• TO BE DONE
From the listing below, count the lines where the string "leadership" occurs. Give the number, with no other words.

..........

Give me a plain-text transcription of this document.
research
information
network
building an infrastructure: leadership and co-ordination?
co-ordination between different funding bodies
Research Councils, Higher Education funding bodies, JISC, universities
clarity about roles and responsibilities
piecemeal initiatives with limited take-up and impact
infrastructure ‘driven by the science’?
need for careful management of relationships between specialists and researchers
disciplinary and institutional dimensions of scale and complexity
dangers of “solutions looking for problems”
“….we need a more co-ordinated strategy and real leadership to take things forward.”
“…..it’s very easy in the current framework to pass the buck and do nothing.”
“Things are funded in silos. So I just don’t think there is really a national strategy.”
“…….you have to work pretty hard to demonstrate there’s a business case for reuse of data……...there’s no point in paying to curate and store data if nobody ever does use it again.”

..........

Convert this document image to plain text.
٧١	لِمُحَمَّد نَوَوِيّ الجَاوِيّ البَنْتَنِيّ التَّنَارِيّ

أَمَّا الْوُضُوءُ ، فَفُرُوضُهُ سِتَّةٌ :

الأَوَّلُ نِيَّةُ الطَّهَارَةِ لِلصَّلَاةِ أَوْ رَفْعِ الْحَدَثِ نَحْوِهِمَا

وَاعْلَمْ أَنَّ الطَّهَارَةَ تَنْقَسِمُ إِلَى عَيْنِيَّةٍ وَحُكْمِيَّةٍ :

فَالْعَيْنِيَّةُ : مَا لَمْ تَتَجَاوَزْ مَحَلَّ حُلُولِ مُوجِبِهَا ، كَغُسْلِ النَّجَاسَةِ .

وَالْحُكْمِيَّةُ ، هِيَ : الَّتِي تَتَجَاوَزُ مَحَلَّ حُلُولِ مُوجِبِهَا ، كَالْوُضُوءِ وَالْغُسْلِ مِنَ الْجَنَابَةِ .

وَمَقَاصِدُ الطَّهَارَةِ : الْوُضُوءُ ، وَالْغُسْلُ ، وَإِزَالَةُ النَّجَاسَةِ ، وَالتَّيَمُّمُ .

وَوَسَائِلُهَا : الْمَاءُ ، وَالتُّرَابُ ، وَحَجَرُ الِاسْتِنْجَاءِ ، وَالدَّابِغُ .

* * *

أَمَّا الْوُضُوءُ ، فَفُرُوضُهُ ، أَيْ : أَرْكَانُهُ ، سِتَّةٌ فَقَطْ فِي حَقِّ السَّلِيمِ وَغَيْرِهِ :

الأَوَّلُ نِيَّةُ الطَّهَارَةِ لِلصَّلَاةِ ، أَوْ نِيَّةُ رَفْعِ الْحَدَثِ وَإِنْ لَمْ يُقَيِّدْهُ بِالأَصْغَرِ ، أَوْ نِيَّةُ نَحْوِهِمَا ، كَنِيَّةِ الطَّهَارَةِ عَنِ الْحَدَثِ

..........

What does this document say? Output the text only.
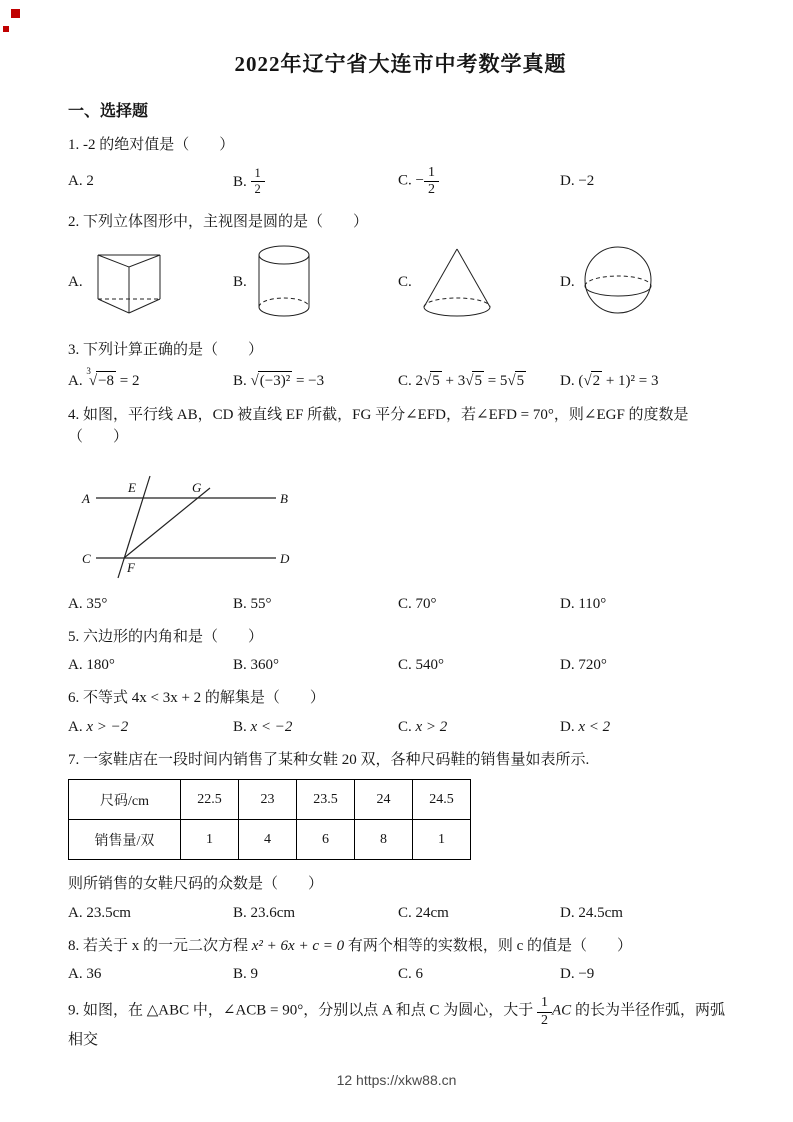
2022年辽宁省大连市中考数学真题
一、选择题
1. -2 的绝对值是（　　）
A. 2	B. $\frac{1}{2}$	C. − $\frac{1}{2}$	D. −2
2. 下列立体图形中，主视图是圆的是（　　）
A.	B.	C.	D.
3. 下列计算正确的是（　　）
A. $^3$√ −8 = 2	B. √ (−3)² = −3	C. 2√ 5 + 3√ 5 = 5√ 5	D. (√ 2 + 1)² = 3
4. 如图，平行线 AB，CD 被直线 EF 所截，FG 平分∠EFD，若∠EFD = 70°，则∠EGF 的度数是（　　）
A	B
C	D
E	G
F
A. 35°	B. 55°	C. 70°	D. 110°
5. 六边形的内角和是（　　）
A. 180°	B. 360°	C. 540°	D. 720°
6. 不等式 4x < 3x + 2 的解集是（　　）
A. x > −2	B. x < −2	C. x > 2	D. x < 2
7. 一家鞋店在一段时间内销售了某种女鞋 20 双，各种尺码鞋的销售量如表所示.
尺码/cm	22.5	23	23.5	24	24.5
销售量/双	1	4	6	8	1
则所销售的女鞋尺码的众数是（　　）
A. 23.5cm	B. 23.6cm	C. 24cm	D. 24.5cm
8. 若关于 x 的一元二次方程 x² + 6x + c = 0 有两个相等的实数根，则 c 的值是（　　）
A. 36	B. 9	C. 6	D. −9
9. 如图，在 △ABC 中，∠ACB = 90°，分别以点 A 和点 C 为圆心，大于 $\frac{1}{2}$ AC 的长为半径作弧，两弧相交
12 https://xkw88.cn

..........

• EXERCISE ANSWER
2